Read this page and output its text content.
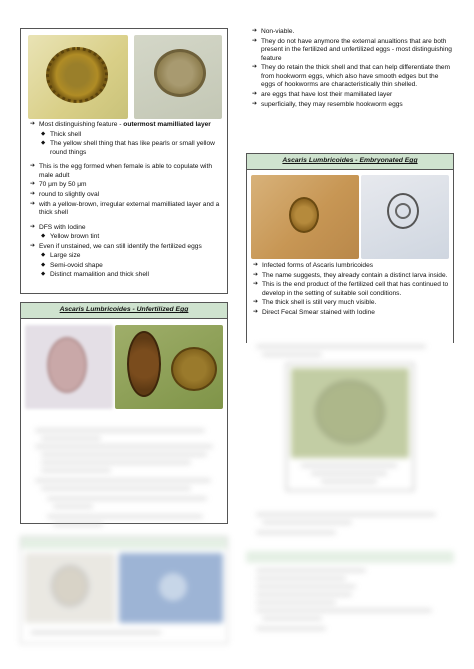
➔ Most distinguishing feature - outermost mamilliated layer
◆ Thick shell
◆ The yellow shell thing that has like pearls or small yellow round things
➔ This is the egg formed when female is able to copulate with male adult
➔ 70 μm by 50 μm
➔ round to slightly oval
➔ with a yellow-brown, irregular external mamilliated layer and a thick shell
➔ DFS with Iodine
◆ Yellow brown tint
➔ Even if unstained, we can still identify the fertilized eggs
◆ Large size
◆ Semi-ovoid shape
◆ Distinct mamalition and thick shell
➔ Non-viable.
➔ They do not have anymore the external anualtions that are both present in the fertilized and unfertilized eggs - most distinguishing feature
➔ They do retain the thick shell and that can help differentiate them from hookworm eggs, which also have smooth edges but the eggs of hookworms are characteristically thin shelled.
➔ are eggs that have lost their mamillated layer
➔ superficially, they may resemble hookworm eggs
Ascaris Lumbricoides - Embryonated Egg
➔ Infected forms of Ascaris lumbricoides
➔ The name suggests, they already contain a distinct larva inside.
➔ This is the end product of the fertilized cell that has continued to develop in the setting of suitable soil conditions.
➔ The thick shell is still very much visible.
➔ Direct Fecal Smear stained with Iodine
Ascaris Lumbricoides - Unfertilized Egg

========================

In the data above, count the lines where the word "have" appears; reply with the number only.

_ANSWER FOR THIS EXERCISE_. 3